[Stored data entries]
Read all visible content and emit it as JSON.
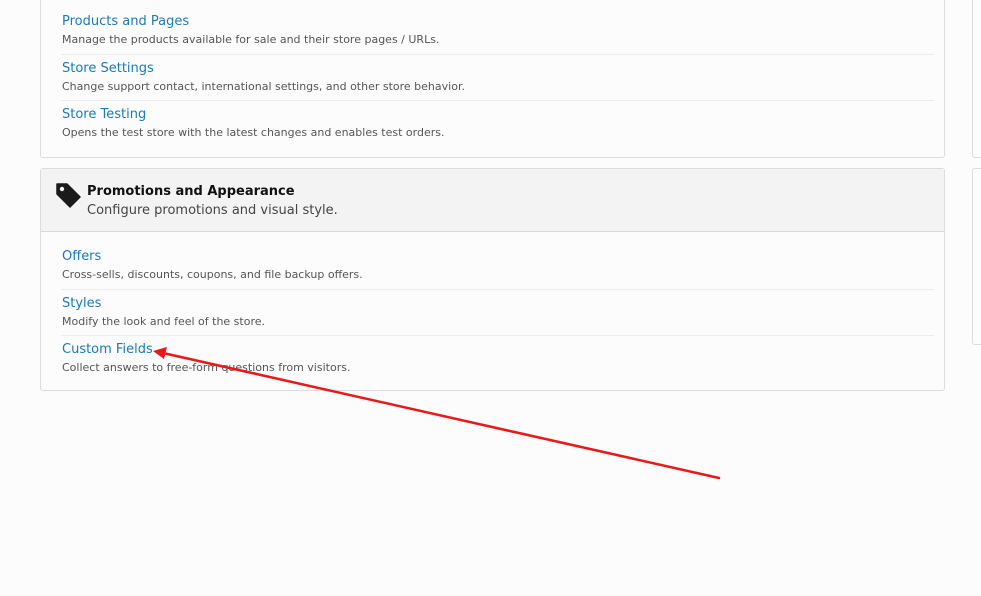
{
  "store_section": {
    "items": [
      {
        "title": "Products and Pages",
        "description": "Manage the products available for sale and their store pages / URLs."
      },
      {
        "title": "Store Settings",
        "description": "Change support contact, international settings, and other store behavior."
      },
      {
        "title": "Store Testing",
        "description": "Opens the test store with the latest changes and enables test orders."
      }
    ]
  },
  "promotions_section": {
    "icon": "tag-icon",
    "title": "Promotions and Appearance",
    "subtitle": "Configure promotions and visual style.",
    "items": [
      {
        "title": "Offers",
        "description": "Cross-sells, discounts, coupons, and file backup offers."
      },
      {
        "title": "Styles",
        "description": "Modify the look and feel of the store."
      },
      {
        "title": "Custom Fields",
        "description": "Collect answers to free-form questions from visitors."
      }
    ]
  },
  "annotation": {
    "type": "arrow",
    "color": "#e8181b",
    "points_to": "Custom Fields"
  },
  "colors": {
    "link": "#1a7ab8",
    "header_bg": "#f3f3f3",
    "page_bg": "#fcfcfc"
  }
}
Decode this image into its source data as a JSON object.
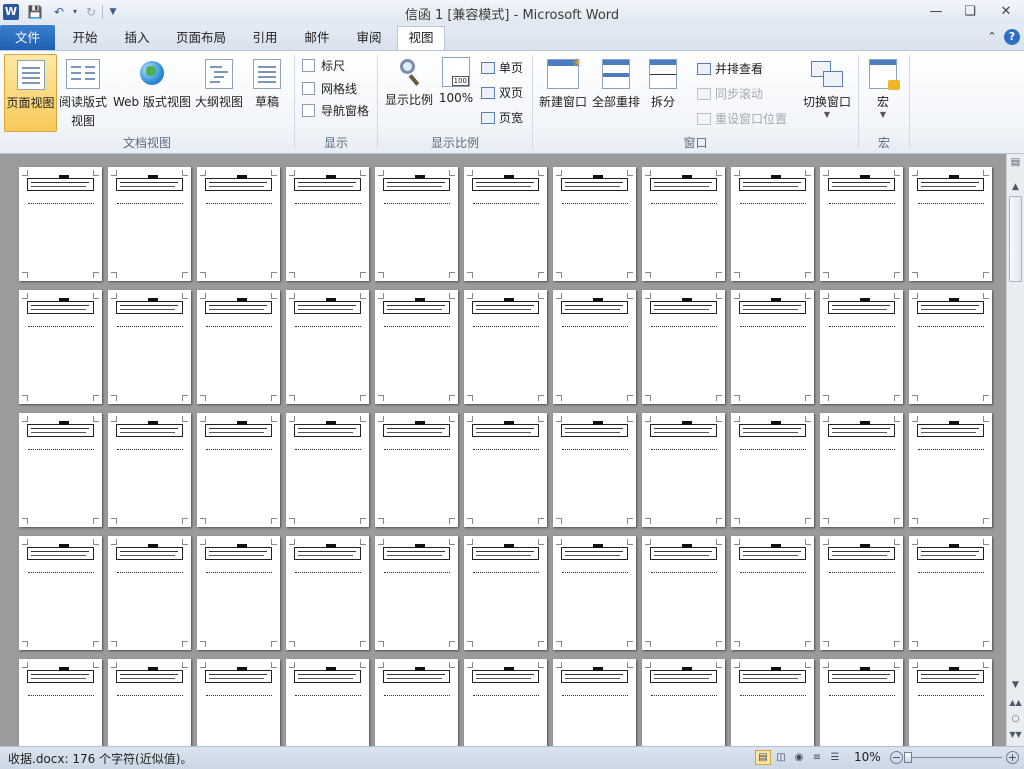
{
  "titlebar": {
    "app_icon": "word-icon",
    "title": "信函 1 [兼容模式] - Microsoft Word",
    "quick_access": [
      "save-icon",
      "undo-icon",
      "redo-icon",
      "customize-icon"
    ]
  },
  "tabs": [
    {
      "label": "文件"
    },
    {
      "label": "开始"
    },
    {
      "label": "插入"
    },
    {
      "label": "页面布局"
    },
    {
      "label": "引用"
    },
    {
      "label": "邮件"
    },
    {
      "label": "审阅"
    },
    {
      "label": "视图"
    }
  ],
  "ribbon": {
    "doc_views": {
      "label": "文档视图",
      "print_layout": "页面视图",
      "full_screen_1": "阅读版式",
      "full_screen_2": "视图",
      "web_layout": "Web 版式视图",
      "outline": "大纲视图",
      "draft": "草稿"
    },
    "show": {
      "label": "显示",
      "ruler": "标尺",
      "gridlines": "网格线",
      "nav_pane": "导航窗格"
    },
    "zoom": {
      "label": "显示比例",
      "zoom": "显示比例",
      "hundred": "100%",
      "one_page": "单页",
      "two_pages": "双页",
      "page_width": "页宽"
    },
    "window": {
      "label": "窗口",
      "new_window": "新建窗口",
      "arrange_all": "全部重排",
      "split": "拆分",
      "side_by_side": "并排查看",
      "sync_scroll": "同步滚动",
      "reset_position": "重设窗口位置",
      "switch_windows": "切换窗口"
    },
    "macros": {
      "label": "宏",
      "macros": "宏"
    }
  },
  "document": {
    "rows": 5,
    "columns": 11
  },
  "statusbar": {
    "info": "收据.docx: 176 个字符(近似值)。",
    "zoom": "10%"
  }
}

**Exercise brief:**
Omitting all images, retype each line of the records precisely.

**Reply:**
Read all visible content and emit it as JSON.
{
  "store_section": {
    "items": [
      {
        "title": "Products and Pages",
        "description": "Manage the products available for sale and their store pages / URLs."
      },
      {
        "title": "Store Settings",
        "description": "Change support contact, international settings, and other store behavior."
      },
      {
        "title": "Store Testing",
        "description": "Opens the test store with the latest changes and enables test orders."
      }
    ]
  },
  "promotions_section": {
    "icon": "tag-icon",
    "title": "Promotions and Appearance",
    "subtitle": "Configure promotions and visual style.",
    "items": [
      {
        "title": "Offers",
        "description": "Cross-sells, discounts, coupons, and file backup offers."
      },
      {
        "title": "Styles",
        "description": "Modify the look and feel of the store."
      },
      {
        "title": "Custom Fields",
        "description": "Collect answers to free-form questions from visitors."
      }
    ]
  },
  "annotation": {
    "type": "arrow",
    "color": "#e8181b",
    "points_to": "Custom Fields"
  },
  "colors": {
    "link": "#1a7ab8",
    "header_bg": "#f3f3f3",
    "page_bg": "#fcfcfc"
  }
}
Decode this image into its source data as a JSON object.
{
  "titlebar": {
    "app_icon": "word-icon",
    "title": "信函 1 [兼容模式] - Microsoft Word",
    "quick_access": [
      "save-icon",
      "undo-icon",
      "redo-icon",
      "customize-icon"
    ]
  },
  "tabs": [
    {
      "label": "文件"
    },
    {
      "label": "开始"
    },
    {
      "label": "插入"
    },
    {
      "label": "页面布局"
    },
    {
      "label": "引用"
    },
    {
      "label": "邮件"
    },
    {
      "label": "审阅"
    },
    {
      "label": "视图"
    }
  ],
  "ribbon": {
    "doc_views": {
      "label": "文档视图",
      "print_layout": "页面视图",
      "full_screen_1": "阅读版式",
      "full_screen_2": "视图",
      "web_layout": "Web 版式视图",
      "outline": "大纲视图",
      "draft": "草稿"
    },
    "show": {
      "label": "显示",
      "ruler": "标尺",
      "gridlines": "网格线",
      "nav_pane": "导航窗格"
    },
    "zoom": {
      "label": "显示比例",
      "zoom": "显示比例",
      "hundred": "100%",
      "one_page": "单页",
      "two_pages": "双页",
      "page_width": "页宽"
    },
    "window": {
      "label": "窗口",
      "new_window": "新建窗口",
      "arrange_all": "全部重排",
      "split": "拆分",
      "side_by_side": "并排查看",
      "sync_scroll": "同步滚动",
      "reset_position": "重设窗口位置",
      "switch_windows": "切换窗口"
    },
    "macros": {
      "label": "宏",
      "macros": "宏"
    }
  },
  "document": {
    "rows": 5,
    "columns": 11
  },
  "statusbar": {
    "info": "收据.docx: 176 个字符(近似值)。",
    "zoom": "10%"
  }
}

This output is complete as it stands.